Work instructions => Would you copy out the whole listing exactly as given?

━━━━━ Information shown ━━━━━

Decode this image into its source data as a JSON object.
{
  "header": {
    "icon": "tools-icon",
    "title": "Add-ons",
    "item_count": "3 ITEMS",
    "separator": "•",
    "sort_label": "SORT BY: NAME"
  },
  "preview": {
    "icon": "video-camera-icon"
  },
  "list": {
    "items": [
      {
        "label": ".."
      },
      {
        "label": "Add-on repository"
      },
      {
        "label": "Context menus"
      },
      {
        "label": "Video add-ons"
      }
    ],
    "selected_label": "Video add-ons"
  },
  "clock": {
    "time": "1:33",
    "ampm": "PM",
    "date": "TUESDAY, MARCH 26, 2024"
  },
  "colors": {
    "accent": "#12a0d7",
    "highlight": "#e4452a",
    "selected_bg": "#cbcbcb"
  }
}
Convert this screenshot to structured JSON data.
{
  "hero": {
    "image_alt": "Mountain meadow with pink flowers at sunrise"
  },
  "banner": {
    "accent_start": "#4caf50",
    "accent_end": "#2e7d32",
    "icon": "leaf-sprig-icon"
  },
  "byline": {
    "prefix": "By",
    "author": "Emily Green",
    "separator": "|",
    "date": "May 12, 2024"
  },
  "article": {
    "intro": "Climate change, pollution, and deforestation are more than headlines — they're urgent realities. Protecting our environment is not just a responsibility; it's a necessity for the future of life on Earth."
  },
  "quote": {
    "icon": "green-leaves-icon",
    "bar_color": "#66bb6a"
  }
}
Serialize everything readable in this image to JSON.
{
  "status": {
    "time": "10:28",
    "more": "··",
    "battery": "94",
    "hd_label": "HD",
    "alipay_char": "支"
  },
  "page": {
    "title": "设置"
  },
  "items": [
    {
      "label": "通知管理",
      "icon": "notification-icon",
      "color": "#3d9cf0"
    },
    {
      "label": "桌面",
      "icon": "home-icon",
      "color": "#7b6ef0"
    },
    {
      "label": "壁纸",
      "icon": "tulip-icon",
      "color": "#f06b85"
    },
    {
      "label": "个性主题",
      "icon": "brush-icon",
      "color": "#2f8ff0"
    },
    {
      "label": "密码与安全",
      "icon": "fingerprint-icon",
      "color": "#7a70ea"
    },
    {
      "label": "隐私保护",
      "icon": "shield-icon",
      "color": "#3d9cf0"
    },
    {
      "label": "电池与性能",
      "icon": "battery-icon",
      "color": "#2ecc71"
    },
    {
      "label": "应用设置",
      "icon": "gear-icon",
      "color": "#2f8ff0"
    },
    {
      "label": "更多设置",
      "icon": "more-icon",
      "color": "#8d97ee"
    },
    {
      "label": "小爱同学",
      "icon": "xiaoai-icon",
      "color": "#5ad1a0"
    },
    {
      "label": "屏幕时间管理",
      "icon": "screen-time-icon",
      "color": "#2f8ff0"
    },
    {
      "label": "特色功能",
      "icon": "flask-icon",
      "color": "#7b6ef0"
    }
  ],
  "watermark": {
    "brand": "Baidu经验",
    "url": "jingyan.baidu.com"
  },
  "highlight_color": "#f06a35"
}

━━━━━

Solution =>
Decode this image into its source data as a JSON object.
{
  "header": {
    "icon": "tools-icon",
    "title": "Add-ons",
    "item_count": "3 ITEMS",
    "separator": "•",
    "sort_label": "SORT BY: NAME"
  },
  "preview": {
    "icon": "video-camera-icon"
  },
  "list": {
    "items": [
      {
        "label": ".."
      },
      {
        "label": "Add-on repository"
      },
      {
        "label": "Context menus"
      },
      {
        "label": "Video add-ons"
      }
    ],
    "selected_label": "Video add-ons"
  },
  "clock": {
    "time": "1:33",
    "ampm": "PM",
    "date": "TUESDAY, MARCH 26, 2024"
  },
  "colors": {
    "accent": "#12a0d7",
    "highlight": "#e4452a",
    "selected_bg": "#cbcbcb"
  }
}
Convert this screenshot to structured JSON data.
{
  "hero": {
    "image_alt": "Mountain meadow with pink flowers at sunrise"
  },
  "banner": {
    "accent_start": "#4caf50",
    "accent_end": "#2e7d32",
    "icon": "leaf-sprig-icon"
  },
  "byline": {
    "prefix": "By",
    "author": "Emily Green",
    "separator": "|",
    "date": "May 12, 2024"
  },
  "article": {
    "intro": "Climate change, pollution, and deforestation are more than headlines — they're urgent realities. Protecting our environment is not just a responsibility; it's a necessity for the future of life on Earth."
  },
  "quote": {
    "icon": "green-leaves-icon",
    "bar_color": "#66bb6a"
  }
}
Serialize everything readable in this image to JSON.
{
  "status": {
    "time": "10:28",
    "more": "··",
    "battery": "94",
    "hd_label": "HD",
    "alipay_char": "支"
  },
  "page": {
    "title": "设置"
  },
  "items": [
    {
      "label": "通知管理",
      "icon": "notification-icon",
      "color": "#3d9cf0"
    },
    {
      "label": "桌面",
      "icon": "home-icon",
      "color": "#7b6ef0"
    },
    {
      "label": "壁纸",
      "icon": "tulip-icon",
      "color": "#f06b85"
    },
    {
      "label": "个性主题",
      "icon": "brush-icon",
      "color": "#2f8ff0"
    },
    {
      "label": "密码与安全",
      "icon": "fingerprint-icon",
      "color": "#7a70ea"
    },
    {
      "label": "隐私保护",
      "icon": "shield-icon",
      "color": "#3d9cf0"
    },
    {
      "label": "电池与性能",
      "icon": "battery-icon",
      "color": "#2ecc71"
    },
    {
      "label": "应用设置",
      "icon": "gear-icon",
      "color": "#2f8ff0"
    },
    {
      "label": "更多设置",
      "icon": "more-icon",
      "color": "#8d97ee"
    },
    {
      "label": "小爱同学",
      "icon": "xiaoai-icon",
      "color": "#5ad1a0"
    },
    {
      "label": "屏幕时间管理",
      "icon": "screen-time-icon",
      "color": "#2f8ff0"
    },
    {
      "label": "特色功能",
      "icon": "flask-icon",
      "color": "#7b6ef0"
    }
  ],
  "watermark": {
    "brand": "Baidu经验",
    "url": "jingyan.baidu.com"
  },
  "highlight_color": "#f06a35"
}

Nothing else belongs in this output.